Jobs:
(a) Print the passage of the brake-bleeding post between "BTW, my BRAKE" and "I absolutely must.", inclusive.
(b) Answer each of the following about the brake-bleeding post:
(i) Which brakes did the writer first bleed successfully?
(ii) What did the writer replace in the rear?
(iii) What did the fluid ejected while re-bleeding the rear look like?

Document segment:
★ ★ ★

I got the front brakes bled fine, my assist. pumping the brakes, I got good gushes of fluid into my catch jar!

I moved to the front because the rear would NOT bleed!

My BRAKE light is on in the dash.

Im suspecting this to be the culprit.

Any further advice, Id be happy to hear please. Id love to get this job finished.

I replaced both wheel cylendars/brake pistions in the rear. I was about to go to the store tomorrow to get a new hose with splitter block that goes from the frame to the axle... but after reading a few post as suggested, I think the prop valve is to blame.

I hope you (anyone) read this and can offer more clear advice, I feel like Im closer to solving, but still too confused to fix the problem.

Bleeding the rear only produced a few small bubbles, nothing like what it should. And they didnt come all that often either.

Thanks so much guys!
Andrew
 
BTW, my BRAKE light came on before I did all this work, it is still on. It came on as I was loosing braking power, just a few miles before I brought her home and parked her.

I did NOT bench bleed the MC, did I commit a sin or does it just make it "more work"? I hate to have to pull it off again just to bench bleed, unless I absolutely must.


Andrew
 
If I am understanding this correctly, the small needle in the PV needs to be pressed in, and held in place, while the rear is being bleed.

Once the rear is bleed then I assume the proper pressures are applied inside the PV and no need to hold the "reset" pin in.

Am I close?

If so I can fab up a jig to press and hold while I crack bleeders and pump the pedal.

Andrew
 
UPDATE: FIXED BRAKES!!

1) Lesson learned: If you dont bench bleed a new (or empty for that matter) master cyld., you will NEVER get the brakes bled right!

2) "resetting" the prorp. valve does not always work, mind did NOT even try. My master mechanic told me on the phone, try opening the back and slam on the brake, or the front or all 4 if you dont get that working. I may have done "some" good that way, but I couldnt tell any diff and the BRAKE light stayed on.

3) Re-bleeding the rear AFTER bleeding the MC resulted in success, but lots of pumping and fluid was used. What was ejected looked like 10W30, so it was way past time for a full system bleed!

★ ★ ★

Data section:
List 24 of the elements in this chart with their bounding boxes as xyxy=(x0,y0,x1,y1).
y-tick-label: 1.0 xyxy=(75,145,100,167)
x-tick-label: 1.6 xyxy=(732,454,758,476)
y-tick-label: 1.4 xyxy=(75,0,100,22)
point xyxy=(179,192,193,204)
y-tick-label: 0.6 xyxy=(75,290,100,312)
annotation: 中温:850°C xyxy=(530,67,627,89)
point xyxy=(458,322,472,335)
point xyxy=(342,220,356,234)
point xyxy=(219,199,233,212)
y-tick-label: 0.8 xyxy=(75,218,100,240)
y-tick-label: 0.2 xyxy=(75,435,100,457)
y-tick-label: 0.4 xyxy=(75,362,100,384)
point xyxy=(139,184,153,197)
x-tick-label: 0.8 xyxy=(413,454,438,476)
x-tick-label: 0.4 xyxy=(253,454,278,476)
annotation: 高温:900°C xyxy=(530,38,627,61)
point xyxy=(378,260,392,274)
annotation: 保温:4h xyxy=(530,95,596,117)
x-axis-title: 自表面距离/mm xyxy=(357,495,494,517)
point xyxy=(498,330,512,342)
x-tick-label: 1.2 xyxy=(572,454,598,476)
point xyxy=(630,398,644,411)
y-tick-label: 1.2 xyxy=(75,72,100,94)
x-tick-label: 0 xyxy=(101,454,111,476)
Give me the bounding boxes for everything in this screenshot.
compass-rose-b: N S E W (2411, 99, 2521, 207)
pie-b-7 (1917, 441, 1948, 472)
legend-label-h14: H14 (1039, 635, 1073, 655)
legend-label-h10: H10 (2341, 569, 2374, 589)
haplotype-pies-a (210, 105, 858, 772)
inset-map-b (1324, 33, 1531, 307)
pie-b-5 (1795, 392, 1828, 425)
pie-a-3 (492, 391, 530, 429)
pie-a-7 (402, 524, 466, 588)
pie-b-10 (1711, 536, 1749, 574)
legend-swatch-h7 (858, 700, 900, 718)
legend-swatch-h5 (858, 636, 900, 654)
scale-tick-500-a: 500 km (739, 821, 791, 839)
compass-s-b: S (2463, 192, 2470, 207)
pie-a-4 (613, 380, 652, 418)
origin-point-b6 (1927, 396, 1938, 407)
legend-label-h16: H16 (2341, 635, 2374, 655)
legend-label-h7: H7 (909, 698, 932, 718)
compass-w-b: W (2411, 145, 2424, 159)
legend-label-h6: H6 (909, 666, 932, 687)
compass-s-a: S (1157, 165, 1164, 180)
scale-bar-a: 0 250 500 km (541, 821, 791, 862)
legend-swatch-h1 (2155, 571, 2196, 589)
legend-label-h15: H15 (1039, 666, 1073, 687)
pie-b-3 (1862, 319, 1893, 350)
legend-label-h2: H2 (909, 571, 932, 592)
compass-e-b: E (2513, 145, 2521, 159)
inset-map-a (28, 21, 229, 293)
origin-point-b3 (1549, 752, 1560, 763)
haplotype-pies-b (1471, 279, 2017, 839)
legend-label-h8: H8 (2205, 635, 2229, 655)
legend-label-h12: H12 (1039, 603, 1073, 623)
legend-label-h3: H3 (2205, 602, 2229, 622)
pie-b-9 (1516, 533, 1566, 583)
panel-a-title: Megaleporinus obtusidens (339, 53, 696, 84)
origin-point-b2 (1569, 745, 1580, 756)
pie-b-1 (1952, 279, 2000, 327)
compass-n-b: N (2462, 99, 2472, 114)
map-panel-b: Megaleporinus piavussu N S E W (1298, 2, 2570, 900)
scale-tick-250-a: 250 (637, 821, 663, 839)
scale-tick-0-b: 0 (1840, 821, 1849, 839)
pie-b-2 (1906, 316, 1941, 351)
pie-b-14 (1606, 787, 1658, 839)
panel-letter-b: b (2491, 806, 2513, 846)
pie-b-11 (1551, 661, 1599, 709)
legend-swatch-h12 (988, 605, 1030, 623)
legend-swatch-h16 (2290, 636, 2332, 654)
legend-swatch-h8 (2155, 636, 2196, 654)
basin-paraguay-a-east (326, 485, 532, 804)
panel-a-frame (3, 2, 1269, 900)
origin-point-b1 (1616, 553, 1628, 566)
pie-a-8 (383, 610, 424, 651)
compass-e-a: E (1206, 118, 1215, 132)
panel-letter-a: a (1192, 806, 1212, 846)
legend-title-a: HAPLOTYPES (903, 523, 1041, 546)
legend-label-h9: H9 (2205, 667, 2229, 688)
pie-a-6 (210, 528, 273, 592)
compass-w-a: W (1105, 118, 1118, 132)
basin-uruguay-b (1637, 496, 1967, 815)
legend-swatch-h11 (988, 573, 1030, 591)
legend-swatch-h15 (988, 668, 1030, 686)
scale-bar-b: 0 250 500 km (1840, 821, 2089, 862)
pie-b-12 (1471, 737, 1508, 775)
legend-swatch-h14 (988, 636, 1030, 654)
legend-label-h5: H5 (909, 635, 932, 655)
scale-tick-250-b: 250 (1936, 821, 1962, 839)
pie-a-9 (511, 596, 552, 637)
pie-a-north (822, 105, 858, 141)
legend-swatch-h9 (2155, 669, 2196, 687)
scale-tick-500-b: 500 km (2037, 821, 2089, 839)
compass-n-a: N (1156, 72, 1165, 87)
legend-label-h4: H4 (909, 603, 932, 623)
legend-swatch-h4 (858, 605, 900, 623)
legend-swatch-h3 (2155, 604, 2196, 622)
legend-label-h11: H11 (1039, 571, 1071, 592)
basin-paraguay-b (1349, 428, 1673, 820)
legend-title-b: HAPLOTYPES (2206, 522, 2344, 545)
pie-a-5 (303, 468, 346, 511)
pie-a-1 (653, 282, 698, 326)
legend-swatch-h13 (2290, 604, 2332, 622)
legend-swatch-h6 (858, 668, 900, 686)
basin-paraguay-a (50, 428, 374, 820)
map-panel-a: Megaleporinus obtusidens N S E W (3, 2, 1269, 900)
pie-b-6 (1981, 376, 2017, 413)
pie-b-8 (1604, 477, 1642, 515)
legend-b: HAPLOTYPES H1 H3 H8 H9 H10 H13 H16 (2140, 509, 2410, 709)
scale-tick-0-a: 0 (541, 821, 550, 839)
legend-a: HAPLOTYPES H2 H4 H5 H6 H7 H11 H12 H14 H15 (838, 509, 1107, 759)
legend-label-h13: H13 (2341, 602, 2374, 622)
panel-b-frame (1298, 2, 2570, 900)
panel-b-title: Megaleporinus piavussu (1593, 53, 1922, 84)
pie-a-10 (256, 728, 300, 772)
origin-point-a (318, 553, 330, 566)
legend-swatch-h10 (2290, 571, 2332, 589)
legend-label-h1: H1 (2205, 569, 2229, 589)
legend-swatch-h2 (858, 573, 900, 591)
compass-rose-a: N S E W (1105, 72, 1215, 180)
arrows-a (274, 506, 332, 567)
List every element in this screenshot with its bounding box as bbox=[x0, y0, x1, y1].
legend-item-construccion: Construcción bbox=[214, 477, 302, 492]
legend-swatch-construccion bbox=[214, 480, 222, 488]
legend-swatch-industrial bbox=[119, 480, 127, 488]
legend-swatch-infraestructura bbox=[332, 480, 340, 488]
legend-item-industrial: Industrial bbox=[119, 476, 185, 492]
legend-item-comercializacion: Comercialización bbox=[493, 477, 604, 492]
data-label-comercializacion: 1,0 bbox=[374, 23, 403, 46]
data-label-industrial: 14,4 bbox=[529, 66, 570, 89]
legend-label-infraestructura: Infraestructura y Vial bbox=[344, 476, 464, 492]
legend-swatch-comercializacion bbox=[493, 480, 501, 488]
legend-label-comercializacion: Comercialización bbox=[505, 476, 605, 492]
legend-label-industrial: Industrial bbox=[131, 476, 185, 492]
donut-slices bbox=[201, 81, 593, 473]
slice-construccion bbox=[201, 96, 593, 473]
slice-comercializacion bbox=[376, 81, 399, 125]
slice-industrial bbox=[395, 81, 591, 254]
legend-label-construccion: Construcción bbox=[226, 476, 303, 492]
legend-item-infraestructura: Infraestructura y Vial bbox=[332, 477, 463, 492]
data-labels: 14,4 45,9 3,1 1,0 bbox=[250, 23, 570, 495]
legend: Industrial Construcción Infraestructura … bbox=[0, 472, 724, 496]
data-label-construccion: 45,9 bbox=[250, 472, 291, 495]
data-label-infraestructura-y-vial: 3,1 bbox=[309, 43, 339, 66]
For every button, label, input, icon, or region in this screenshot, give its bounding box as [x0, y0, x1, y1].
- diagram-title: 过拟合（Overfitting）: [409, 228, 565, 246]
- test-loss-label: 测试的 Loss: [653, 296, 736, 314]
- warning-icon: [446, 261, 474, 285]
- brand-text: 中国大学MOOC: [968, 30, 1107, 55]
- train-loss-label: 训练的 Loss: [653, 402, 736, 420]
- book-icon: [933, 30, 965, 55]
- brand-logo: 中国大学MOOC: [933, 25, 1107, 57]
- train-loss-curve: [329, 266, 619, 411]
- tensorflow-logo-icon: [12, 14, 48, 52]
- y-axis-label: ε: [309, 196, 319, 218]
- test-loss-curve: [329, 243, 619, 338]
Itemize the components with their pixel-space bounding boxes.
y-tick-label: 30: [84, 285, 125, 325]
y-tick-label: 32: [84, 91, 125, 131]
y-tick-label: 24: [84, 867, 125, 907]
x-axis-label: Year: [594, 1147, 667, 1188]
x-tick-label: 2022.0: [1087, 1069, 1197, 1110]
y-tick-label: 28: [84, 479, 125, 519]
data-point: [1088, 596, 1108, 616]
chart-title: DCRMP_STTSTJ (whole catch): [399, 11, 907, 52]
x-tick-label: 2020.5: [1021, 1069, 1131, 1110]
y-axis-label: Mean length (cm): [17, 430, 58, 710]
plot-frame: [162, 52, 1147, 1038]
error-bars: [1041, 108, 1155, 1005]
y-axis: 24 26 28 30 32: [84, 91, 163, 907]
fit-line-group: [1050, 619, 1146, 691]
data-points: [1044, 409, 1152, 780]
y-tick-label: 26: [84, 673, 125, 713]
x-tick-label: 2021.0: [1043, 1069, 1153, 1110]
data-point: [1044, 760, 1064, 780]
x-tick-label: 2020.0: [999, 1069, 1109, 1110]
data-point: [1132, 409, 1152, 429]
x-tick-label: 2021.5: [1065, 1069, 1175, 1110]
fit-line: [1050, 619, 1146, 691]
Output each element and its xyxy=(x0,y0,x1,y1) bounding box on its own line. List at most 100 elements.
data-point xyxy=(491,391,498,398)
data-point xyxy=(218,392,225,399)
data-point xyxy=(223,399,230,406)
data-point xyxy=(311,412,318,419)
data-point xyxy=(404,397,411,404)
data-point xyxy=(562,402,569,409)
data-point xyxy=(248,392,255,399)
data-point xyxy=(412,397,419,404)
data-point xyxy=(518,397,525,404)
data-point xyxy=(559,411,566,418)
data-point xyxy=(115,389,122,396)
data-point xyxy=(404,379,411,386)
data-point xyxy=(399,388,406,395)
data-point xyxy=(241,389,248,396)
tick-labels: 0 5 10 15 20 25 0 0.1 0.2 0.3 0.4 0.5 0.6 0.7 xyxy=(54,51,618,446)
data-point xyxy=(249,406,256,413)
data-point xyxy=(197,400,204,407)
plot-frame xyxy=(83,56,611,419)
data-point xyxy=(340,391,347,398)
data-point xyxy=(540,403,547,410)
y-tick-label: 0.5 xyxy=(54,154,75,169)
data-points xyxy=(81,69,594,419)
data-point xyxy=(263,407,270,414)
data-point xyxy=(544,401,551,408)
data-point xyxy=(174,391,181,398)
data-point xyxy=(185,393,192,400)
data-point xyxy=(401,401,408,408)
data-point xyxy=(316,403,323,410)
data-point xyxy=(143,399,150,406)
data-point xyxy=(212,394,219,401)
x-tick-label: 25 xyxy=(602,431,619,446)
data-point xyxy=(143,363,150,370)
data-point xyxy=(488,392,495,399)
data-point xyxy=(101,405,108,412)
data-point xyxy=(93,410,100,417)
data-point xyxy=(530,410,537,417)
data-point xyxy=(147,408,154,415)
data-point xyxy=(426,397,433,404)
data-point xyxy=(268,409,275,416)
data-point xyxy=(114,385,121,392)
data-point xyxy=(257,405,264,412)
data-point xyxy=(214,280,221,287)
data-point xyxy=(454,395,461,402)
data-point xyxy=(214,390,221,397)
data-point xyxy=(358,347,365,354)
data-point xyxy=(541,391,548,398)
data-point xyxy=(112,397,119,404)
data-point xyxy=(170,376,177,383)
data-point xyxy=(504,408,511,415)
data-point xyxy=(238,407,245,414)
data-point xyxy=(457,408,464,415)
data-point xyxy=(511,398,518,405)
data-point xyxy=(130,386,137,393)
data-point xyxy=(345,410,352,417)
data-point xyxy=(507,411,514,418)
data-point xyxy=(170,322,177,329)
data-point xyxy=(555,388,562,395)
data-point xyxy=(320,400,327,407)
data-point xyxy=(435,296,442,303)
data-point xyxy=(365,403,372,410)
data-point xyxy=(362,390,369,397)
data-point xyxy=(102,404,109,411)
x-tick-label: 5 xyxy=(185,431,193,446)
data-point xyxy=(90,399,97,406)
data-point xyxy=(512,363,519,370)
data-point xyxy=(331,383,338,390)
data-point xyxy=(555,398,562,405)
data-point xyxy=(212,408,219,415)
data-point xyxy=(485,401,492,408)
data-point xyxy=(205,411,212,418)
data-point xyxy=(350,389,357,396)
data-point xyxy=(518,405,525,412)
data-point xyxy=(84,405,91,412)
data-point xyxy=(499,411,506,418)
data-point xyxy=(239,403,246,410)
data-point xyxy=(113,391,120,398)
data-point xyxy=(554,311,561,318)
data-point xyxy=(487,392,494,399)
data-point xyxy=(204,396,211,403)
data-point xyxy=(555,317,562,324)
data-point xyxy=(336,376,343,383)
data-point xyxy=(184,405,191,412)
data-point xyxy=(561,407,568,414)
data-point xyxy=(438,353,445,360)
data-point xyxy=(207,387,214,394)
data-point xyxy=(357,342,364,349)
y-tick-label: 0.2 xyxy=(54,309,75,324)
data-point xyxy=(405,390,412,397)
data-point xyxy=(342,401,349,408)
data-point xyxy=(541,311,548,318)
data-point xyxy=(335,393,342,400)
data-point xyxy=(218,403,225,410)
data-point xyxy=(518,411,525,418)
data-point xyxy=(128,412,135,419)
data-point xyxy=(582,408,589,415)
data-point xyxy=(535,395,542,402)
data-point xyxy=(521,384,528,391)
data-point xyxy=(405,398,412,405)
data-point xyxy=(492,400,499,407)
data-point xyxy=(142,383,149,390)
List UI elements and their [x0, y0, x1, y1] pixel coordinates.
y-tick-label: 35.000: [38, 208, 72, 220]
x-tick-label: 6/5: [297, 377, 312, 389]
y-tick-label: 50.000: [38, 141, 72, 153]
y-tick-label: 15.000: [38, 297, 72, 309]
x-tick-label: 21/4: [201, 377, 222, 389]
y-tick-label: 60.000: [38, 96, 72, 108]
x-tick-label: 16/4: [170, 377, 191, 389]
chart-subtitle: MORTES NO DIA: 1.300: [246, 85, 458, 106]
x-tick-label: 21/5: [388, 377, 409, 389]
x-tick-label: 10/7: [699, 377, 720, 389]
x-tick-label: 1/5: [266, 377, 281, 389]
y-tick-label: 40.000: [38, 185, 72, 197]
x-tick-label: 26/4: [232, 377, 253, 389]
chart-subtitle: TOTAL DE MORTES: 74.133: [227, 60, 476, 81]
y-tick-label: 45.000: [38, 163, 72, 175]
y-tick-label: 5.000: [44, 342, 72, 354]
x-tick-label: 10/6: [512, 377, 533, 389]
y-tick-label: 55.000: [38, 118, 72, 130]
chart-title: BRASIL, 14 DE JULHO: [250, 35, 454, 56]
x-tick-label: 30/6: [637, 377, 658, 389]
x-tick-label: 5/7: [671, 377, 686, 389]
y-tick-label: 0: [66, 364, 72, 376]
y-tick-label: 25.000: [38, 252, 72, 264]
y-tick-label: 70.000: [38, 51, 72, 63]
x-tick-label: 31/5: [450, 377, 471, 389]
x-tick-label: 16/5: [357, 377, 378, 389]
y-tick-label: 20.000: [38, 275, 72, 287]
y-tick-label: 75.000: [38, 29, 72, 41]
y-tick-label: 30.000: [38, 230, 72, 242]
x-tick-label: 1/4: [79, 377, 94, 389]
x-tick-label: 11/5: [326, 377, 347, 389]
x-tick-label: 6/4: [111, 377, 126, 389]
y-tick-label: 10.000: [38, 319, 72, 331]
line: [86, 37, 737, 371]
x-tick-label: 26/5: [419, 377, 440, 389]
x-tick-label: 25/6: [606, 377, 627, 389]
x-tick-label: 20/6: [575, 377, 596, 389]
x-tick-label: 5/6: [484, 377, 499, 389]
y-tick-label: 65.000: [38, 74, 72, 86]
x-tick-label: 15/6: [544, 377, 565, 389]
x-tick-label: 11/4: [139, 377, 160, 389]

★ ★ ★

Per-task outputs:
(a)
BTW, my BRAKE light came on before I did all this work, it is still on. It came on as I was loosing braking power, just a few miles before I brought her home and parked her.

I did NOT bench bleed the MC, did I commit a sin or does it just make it "more work"? I hate to have to pull it off again just to bench bleed, unless I absolutely must.

(b)
(i) The front brakes.
(ii) Both wheel cylinders (brake pistons).
(iii) 10W30.